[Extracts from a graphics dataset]
────

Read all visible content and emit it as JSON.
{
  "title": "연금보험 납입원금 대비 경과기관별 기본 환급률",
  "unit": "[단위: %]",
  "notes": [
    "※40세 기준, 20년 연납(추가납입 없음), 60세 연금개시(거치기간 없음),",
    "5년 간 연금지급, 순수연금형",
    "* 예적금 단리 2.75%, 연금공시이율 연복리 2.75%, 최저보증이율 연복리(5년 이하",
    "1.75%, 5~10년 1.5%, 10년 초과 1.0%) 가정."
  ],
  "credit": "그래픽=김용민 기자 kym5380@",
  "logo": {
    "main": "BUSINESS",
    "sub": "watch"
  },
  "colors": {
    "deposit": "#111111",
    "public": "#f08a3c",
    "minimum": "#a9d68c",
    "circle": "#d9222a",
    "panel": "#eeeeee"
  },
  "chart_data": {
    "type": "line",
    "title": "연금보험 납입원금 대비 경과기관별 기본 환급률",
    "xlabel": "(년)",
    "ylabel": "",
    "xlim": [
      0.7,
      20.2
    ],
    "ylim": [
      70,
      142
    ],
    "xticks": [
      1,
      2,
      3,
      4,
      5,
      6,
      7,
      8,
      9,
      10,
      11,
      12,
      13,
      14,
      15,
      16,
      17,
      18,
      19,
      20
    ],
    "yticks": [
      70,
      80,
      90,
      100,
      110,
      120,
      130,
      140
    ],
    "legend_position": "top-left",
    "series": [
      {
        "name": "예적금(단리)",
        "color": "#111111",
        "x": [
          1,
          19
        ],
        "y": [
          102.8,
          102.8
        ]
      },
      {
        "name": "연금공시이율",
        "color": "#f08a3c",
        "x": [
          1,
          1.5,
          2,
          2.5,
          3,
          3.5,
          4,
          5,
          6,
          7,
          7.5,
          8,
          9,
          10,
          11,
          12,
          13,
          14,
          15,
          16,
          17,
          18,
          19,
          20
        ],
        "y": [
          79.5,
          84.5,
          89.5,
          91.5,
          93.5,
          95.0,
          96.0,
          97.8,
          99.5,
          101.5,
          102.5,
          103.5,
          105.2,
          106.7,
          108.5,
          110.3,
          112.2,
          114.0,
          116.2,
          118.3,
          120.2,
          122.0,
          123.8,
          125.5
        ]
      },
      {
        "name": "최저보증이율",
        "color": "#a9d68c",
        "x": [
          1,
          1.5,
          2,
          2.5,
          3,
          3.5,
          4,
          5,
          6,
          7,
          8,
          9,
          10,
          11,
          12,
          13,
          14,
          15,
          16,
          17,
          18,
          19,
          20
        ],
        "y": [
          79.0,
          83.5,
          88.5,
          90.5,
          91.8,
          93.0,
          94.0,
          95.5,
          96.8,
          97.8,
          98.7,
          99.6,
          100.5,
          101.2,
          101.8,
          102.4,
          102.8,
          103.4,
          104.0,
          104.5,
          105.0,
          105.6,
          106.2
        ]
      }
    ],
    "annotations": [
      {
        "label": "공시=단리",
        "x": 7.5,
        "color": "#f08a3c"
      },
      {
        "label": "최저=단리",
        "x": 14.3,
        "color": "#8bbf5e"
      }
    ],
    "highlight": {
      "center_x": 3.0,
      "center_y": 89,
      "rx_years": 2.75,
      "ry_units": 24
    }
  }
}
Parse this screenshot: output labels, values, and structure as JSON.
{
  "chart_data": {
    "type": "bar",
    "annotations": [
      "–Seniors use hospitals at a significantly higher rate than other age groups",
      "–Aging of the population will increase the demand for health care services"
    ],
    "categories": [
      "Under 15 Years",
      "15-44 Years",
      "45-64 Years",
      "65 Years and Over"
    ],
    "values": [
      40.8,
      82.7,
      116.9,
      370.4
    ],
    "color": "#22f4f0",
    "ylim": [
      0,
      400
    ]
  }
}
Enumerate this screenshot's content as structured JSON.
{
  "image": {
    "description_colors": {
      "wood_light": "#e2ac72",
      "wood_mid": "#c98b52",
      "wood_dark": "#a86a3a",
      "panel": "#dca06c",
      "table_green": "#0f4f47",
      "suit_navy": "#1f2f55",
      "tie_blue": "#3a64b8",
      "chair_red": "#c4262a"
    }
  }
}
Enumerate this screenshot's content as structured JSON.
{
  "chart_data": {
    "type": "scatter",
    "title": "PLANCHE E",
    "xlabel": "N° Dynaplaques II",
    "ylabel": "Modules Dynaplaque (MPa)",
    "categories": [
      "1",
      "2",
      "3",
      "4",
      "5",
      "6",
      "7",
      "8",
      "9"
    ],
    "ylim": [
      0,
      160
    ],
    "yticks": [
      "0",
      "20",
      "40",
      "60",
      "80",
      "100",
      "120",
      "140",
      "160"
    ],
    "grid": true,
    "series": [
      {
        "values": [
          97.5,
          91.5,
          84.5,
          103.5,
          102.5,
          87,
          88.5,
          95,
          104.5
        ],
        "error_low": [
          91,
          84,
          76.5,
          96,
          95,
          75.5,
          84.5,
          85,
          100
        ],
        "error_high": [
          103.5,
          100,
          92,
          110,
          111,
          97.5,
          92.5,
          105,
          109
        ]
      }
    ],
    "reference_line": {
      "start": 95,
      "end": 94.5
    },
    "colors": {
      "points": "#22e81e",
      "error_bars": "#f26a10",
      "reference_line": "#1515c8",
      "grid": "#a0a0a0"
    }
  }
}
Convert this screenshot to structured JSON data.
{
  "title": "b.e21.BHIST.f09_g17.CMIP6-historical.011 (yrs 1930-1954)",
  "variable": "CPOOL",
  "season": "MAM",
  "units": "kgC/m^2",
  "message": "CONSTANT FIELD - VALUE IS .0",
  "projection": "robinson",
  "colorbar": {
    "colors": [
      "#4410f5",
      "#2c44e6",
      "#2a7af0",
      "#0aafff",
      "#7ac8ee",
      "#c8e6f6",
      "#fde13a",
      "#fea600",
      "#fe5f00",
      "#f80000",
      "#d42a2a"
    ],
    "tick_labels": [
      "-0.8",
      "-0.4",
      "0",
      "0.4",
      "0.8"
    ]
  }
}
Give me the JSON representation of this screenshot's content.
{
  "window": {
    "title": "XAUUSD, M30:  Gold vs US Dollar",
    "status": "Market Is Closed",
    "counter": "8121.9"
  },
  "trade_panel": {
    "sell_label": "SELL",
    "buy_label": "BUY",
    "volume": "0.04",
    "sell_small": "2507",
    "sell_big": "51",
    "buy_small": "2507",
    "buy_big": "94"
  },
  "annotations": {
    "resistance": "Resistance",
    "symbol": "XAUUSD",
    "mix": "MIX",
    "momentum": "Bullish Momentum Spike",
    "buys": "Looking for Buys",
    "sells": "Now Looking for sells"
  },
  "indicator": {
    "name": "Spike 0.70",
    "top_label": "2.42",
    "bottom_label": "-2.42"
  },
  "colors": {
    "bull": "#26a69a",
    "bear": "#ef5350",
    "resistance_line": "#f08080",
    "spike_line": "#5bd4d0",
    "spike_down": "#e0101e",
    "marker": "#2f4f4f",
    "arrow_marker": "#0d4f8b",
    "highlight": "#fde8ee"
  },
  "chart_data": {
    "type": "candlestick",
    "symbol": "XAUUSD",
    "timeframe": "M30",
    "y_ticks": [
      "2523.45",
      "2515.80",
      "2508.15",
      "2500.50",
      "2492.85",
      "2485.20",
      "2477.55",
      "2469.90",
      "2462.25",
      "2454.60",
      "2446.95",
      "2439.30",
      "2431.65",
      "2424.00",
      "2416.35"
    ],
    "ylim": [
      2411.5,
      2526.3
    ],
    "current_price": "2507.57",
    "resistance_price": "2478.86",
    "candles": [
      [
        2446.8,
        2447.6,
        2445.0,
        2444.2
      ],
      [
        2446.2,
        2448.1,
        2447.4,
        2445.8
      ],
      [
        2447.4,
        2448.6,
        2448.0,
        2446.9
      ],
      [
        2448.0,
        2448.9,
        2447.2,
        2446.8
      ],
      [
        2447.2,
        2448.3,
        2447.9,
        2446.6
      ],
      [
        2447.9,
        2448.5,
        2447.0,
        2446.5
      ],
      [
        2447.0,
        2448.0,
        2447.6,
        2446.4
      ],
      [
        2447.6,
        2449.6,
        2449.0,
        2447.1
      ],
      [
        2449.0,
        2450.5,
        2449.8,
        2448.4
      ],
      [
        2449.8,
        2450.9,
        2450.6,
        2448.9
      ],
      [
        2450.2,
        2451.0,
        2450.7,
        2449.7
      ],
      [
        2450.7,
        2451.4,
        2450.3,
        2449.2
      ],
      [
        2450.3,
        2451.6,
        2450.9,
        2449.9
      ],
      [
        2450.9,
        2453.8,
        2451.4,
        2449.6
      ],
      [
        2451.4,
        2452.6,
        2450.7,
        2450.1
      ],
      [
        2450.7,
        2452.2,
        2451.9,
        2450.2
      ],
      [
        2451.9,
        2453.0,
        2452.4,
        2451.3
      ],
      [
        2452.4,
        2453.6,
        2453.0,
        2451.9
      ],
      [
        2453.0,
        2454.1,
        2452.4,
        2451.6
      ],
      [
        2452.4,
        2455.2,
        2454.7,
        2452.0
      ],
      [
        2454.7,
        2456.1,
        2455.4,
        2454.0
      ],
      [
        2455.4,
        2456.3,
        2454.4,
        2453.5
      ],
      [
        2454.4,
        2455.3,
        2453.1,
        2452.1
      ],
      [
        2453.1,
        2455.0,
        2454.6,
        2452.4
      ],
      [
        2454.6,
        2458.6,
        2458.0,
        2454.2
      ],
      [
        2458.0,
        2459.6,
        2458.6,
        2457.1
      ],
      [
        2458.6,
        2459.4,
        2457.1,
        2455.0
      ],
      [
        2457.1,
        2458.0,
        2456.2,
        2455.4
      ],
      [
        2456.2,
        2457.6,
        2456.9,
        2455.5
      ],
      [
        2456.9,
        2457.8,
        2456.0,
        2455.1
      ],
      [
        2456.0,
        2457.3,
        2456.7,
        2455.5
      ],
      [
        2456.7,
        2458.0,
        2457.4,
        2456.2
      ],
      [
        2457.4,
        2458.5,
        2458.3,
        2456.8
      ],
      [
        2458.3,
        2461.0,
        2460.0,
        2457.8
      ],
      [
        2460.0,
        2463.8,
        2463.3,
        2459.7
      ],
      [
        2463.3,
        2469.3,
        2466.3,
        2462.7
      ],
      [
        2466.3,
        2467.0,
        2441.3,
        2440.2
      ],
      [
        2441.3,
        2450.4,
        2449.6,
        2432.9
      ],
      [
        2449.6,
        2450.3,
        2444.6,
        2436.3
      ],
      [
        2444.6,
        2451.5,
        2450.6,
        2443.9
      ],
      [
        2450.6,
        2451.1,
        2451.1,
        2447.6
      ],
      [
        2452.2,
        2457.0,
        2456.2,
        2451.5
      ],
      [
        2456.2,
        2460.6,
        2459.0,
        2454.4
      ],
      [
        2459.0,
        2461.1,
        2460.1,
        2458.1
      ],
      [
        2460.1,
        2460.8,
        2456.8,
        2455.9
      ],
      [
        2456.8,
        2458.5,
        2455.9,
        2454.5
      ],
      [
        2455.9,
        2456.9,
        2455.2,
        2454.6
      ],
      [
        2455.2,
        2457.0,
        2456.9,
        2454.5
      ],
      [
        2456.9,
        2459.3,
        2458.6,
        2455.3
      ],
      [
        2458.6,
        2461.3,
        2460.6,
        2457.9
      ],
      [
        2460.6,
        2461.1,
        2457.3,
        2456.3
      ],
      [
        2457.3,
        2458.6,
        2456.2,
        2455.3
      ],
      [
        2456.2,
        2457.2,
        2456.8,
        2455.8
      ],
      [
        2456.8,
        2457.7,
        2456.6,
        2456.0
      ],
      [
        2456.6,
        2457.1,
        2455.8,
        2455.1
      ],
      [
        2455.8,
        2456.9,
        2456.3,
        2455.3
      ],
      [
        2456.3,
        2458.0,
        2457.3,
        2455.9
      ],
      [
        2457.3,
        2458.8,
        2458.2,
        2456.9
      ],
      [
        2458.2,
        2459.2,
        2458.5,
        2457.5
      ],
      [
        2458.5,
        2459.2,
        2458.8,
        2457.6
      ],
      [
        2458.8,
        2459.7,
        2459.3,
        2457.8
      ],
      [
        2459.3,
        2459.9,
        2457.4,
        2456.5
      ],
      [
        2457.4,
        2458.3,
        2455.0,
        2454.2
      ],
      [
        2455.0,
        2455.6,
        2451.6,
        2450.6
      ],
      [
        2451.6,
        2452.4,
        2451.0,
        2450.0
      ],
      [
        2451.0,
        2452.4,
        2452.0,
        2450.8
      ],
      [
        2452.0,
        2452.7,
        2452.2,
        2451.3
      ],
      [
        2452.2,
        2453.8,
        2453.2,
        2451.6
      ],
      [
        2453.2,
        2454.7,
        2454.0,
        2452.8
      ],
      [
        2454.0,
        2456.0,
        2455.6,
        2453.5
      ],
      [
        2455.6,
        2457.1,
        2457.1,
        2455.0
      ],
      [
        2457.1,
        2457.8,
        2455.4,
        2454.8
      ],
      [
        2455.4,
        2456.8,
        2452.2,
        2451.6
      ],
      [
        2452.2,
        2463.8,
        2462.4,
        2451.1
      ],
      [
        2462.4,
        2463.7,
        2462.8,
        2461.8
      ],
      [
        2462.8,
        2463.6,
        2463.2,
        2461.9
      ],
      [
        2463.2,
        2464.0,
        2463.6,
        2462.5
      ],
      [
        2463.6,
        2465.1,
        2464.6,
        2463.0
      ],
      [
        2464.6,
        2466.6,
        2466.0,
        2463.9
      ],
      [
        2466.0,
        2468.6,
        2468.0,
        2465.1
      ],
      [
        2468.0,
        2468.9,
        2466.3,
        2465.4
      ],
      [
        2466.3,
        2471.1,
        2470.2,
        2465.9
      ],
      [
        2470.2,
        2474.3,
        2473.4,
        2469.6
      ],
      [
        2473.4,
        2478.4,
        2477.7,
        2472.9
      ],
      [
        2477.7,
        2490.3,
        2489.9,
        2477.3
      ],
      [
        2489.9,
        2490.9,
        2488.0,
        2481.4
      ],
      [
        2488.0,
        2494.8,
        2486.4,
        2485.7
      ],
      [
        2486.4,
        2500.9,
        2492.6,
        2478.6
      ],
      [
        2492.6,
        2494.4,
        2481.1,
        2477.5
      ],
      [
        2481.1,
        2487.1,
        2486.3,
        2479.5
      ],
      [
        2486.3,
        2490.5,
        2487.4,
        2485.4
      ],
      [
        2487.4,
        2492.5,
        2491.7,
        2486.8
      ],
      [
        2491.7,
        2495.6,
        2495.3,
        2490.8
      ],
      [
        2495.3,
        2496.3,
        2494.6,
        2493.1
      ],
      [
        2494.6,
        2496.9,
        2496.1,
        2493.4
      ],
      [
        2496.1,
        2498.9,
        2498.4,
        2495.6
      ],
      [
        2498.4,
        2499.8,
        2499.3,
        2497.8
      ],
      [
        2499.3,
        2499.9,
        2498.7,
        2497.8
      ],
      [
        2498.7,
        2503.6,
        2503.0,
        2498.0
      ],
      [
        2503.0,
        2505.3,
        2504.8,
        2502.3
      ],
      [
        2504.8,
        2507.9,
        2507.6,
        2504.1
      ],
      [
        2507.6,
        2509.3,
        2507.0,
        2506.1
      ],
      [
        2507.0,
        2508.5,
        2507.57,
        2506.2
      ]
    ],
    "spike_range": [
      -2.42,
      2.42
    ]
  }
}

────

» **TASK GOAL**: Count how many lines above contain the word "this". Reply with the number alone.

» **RESPONSE**: 5